• **PROVIDED MATERIAL**
>> Begin
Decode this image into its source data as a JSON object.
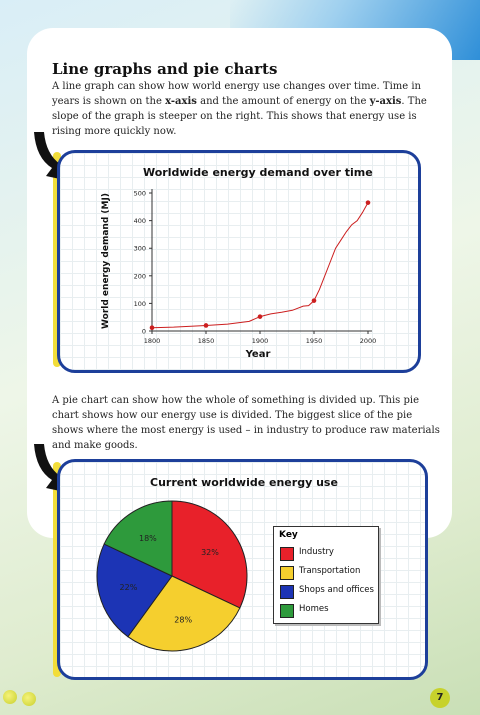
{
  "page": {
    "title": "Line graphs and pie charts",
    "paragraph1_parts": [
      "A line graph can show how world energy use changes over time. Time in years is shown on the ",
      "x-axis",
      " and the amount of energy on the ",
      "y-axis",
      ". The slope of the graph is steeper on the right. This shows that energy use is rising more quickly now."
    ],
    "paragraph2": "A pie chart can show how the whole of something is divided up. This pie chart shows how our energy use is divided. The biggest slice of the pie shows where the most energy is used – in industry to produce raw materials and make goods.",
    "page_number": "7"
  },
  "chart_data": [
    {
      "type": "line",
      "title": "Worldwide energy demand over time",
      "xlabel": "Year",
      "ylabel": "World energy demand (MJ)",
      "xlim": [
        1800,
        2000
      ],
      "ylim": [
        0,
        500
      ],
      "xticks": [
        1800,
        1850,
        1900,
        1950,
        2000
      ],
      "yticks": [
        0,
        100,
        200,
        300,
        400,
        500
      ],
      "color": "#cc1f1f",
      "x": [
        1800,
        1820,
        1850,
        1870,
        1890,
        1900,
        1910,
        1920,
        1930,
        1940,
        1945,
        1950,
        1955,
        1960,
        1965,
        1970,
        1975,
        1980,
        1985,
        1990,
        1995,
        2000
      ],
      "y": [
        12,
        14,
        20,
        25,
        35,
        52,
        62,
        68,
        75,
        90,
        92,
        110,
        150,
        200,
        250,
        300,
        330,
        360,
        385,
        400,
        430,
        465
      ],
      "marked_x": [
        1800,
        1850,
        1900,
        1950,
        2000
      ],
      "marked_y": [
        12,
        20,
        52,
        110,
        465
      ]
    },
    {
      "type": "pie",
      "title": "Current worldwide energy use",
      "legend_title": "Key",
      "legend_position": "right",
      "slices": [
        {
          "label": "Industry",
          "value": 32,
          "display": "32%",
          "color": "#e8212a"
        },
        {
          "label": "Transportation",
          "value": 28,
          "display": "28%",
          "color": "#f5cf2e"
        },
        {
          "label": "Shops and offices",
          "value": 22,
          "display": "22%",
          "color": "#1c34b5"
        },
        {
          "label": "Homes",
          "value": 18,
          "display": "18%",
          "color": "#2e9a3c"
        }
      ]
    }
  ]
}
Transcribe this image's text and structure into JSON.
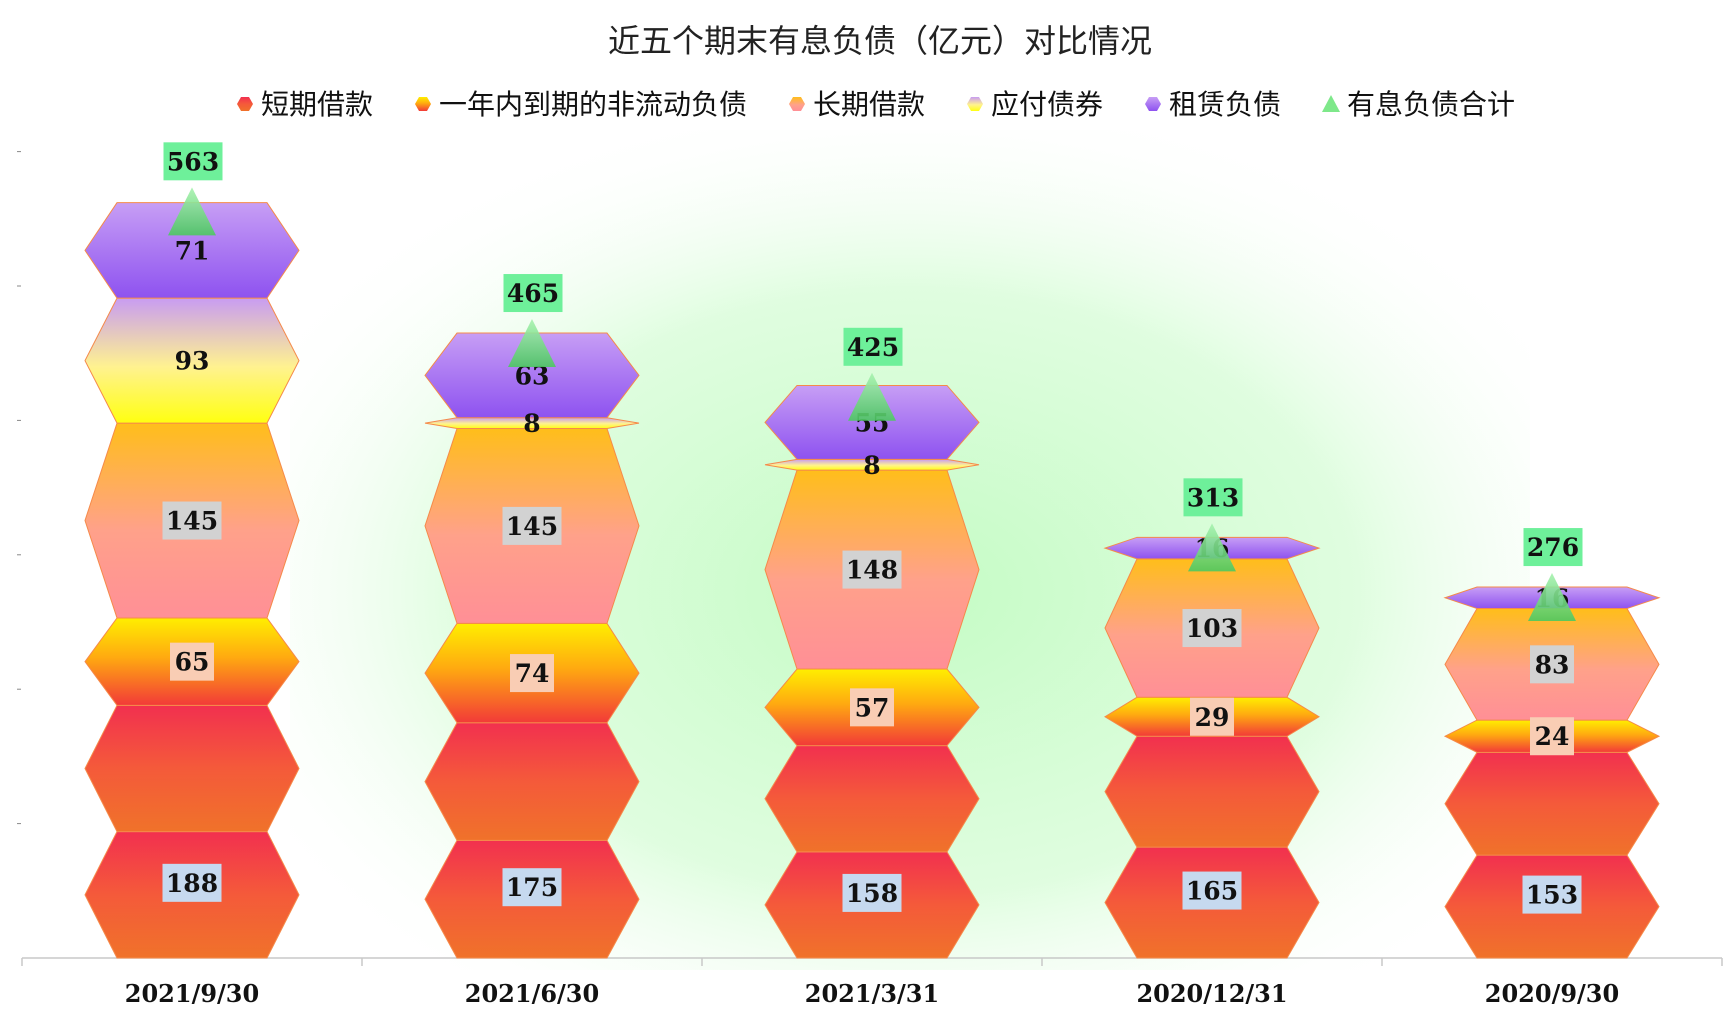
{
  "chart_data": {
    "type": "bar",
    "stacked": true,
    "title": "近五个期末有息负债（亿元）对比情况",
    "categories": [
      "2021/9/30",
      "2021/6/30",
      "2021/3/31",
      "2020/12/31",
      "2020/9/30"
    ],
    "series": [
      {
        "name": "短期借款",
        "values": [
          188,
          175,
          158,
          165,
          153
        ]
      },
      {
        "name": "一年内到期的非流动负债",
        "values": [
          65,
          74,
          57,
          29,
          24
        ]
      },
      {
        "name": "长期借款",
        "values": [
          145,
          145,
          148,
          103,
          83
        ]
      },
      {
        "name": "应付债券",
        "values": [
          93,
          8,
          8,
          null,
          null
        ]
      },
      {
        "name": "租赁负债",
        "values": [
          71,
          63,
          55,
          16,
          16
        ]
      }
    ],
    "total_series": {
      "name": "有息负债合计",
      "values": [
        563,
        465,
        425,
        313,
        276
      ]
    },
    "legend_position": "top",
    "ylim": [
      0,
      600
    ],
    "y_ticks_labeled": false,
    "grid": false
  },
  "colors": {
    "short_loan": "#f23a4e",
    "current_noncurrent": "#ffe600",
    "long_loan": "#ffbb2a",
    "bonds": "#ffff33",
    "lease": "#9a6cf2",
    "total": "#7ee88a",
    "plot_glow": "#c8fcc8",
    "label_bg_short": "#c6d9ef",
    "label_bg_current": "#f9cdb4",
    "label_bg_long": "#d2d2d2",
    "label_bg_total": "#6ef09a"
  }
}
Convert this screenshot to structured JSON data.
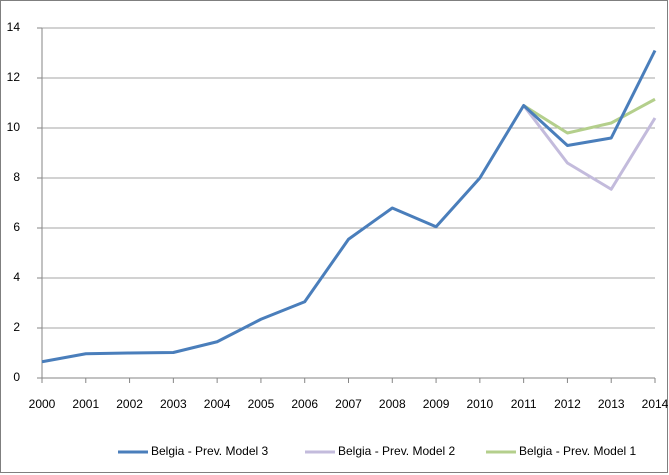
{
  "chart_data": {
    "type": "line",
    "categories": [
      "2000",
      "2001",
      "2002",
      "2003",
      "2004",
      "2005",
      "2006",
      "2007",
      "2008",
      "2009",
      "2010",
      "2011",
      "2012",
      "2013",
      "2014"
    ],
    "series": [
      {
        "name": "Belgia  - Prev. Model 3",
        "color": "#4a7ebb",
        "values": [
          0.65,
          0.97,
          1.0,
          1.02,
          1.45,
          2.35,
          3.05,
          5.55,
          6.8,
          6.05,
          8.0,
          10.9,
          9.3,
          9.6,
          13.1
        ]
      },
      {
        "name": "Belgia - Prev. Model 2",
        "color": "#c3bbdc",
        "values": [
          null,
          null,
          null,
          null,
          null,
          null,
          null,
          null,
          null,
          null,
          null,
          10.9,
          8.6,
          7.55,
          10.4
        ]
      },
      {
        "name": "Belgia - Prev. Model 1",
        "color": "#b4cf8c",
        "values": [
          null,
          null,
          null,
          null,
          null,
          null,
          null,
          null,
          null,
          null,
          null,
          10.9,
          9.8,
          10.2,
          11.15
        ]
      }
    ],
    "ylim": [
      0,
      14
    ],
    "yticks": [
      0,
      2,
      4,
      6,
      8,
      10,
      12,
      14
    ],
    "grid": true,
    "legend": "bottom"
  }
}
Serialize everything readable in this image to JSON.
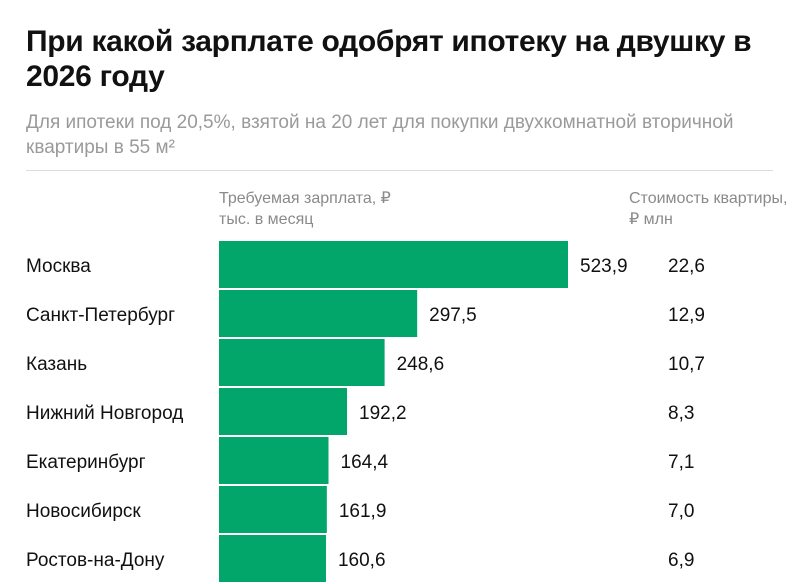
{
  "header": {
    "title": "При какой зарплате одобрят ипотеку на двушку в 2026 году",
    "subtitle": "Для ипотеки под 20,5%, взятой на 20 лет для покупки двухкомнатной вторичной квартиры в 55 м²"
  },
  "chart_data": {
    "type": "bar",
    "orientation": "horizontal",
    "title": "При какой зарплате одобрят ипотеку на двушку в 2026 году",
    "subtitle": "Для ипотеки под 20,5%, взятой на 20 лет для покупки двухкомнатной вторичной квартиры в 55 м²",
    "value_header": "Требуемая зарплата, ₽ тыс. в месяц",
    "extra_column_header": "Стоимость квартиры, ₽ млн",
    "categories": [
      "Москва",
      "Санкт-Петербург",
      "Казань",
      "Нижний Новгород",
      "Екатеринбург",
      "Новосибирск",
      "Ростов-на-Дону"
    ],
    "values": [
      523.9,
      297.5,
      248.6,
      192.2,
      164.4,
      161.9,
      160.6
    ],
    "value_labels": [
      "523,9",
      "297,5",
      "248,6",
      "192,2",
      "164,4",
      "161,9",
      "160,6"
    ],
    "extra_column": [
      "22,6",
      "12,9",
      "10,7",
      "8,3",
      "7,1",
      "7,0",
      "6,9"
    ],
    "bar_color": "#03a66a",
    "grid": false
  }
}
>> End
• **THE REQUEST**
Quote each record exactly as it stands, minus the pictures.

• **ANSWER BELOW**
Decode this image into its source data as a JSON object.
{
  "page": {
    "title": "Line graphs and pie charts",
    "paragraph1_parts": [
      "A line graph can show how world energy use changes over time. Time in years is shown on the ",
      "x-axis",
      " and the amount of energy on the ",
      "y-axis",
      ". The slope of the graph is steeper on the right. This shows that energy use is rising more quickly now."
    ],
    "paragraph2": "A pie chart can show how the whole of something is divided up. This pie chart shows how our energy use is divided. The biggest slice of the pie shows where the most energy is used – in industry to produce raw materials and make goods.",
    "page_number": "7"
  },
  "chart_data": [
    {
      "type": "line",
      "title": "Worldwide energy demand over time",
      "xlabel": "Year",
      "ylabel": "World energy demand (MJ)",
      "xlim": [
        1800,
        2000
      ],
      "ylim": [
        0,
        500
      ],
      "xticks": [
        1800,
        1850,
        1900,
        1950,
        2000
      ],
      "yticks": [
        0,
        100,
        200,
        300,
        400,
        500
      ],
      "color": "#cc1f1f",
      "x": [
        1800,
        1820,
        1850,
        1870,
        1890,
        1900,
        1910,
        1920,
        1930,
        1940,
        1945,
        1950,
        1955,
        1960,
        1965,
        1970,
        1975,
        1980,
        1985,
        1990,
        1995,
        2000
      ],
      "y": [
        12,
        14,
        20,
        25,
        35,
        52,
        62,
        68,
        75,
        90,
        92,
        110,
        150,
        200,
        250,
        300,
        330,
        360,
        385,
        400,
        430,
        465
      ],
      "marked_x": [
        1800,
        1850,
        1900,
        1950,
        2000
      ],
      "marked_y": [
        12,
        20,
        52,
        110,
        465
      ]
    },
    {
      "type": "pie",
      "title": "Current worldwide energy use",
      "legend_title": "Key",
      "legend_position": "right",
      "slices": [
        {
          "label": "Industry",
          "value": 32,
          "display": "32%",
          "color": "#e8212a"
        },
        {
          "label": "Transportation",
          "value": 28,
          "display": "28%",
          "color": "#f5cf2e"
        },
        {
          "label": "Shops and offices",
          "value": 22,
          "display": "22%",
          "color": "#1c34b5"
        },
        {
          "label": "Homes",
          "value": 18,
          "display": "18%",
          "color": "#2e9a3c"
        }
      ]
    }
  ]
}
Transcribe this image's text and structure into JSON.
{
  "chart_data": {
    "type": "bar",
    "stacked": true,
    "title": "近五个期末有息负债（亿元）对比情况",
    "categories": [
      "2021/9/30",
      "2021/6/30",
      "2021/3/31",
      "2020/12/31",
      "2020/9/30"
    ],
    "series": [
      {
        "name": "短期借款",
        "values": [
          188,
          175,
          158,
          165,
          153
        ]
      },
      {
        "name": "一年内到期的非流动负债",
        "values": [
          65,
          74,
          57,
          29,
          24
        ]
      },
      {
        "name": "长期借款",
        "values": [
          145,
          145,
          148,
          103,
          83
        ]
      },
      {
        "name": "应付债券",
        "values": [
          93,
          8,
          8,
          null,
          null
        ]
      },
      {
        "name": "租赁负债",
        "values": [
          71,
          63,
          55,
          16,
          16
        ]
      }
    ],
    "total_series": {
      "name": "有息负债合计",
      "values": [
        563,
        465,
        425,
        313,
        276
      ]
    },
    "legend_position": "top",
    "ylim": [
      0,
      600
    ],
    "y_ticks_labeled": false,
    "grid": false
  },
  "colors": {
    "short_loan": "#f23a4e",
    "current_noncurrent": "#ffe600",
    "long_loan": "#ffbb2a",
    "bonds": "#ffff33",
    "lease": "#9a6cf2",
    "total": "#7ee88a",
    "plot_glow": "#c8fcc8",
    "label_bg_short": "#c6d9ef",
    "label_bg_current": "#f9cdb4",
    "label_bg_long": "#d2d2d2",
    "label_bg_total": "#6ef09a"
  }
}
Convert this screenshot to structured JSON data.
{
  "chart_data": {
    "type": "line",
    "categories": [
      "2000",
      "2001",
      "2002",
      "2003",
      "2004",
      "2005",
      "2006",
      "2007",
      "2008",
      "2009",
      "2010",
      "2011",
      "2012",
      "2013",
      "2014"
    ],
    "series": [
      {
        "name": "Belgia  - Prev. Model 3",
        "color": "#4a7ebb",
        "values": [
          0.65,
          0.97,
          1.0,
          1.02,
          1.45,
          2.35,
          3.05,
          5.55,
          6.8,
          6.05,
          8.0,
          10.9,
          9.3,
          9.6,
          13.1
        ]
      },
      {
        "name": "Belgia - Prev. Model 2",
        "color": "#c3bbdc",
        "values": [
          null,
          null,
          null,
          null,
          null,
          null,
          null,
          null,
          null,
          null,
          null,
          10.9,
          8.6,
          7.55,
          10.4
        ]
      },
      {
        "name": "Belgia - Prev. Model 1",
        "color": "#b4cf8c",
        "values": [
          null,
          null,
          null,
          null,
          null,
          null,
          null,
          null,
          null,
          null,
          null,
          10.9,
          9.8,
          10.2,
          11.15
        ]
      }
    ],
    "ylim": [
      0,
      14
    ],
    "yticks": [
      0,
      2,
      4,
      6,
      8,
      10,
      12,
      14
    ],
    "grid": true,
    "legend": "bottom"
  }
}
Serialize everything readable in this image to JSON.
{
  "header": {
    "title": "При какой зарплате одобрят ипотеку на двушку в 2026 году",
    "subtitle": "Для ипотеки под 20,5%, взятой на 20 лет для покупки двухкомнатной вторичной квартиры в 55 м²"
  },
  "chart_data": {
    "type": "bar",
    "orientation": "horizontal",
    "title": "При какой зарплате одобрят ипотеку на двушку в 2026 году",
    "subtitle": "Для ипотеки под 20,5%, взятой на 20 лет для покупки двухкомнатной вторичной квартиры в 55 м²",
    "value_header": "Требуемая зарплата, ₽ тыс. в месяц",
    "extra_column_header": "Стоимость квартиры, ₽ млн",
    "categories": [
      "Москва",
      "Санкт-Петербург",
      "Казань",
      "Нижний Новгород",
      "Екатеринбург",
      "Новосибирск",
      "Ростов-на-Дону"
    ],
    "values": [
      523.9,
      297.5,
      248.6,
      192.2,
      164.4,
      161.9,
      160.6
    ],
    "value_labels": [
      "523,9",
      "297,5",
      "248,6",
      "192,2",
      "164,4",
      "161,9",
      "160,6"
    ],
    "extra_column": [
      "22,6",
      "12,9",
      "10,7",
      "8,3",
      "7,1",
      "7,0",
      "6,9"
    ],
    "bar_color": "#03a66a",
    "grid": false
  }
}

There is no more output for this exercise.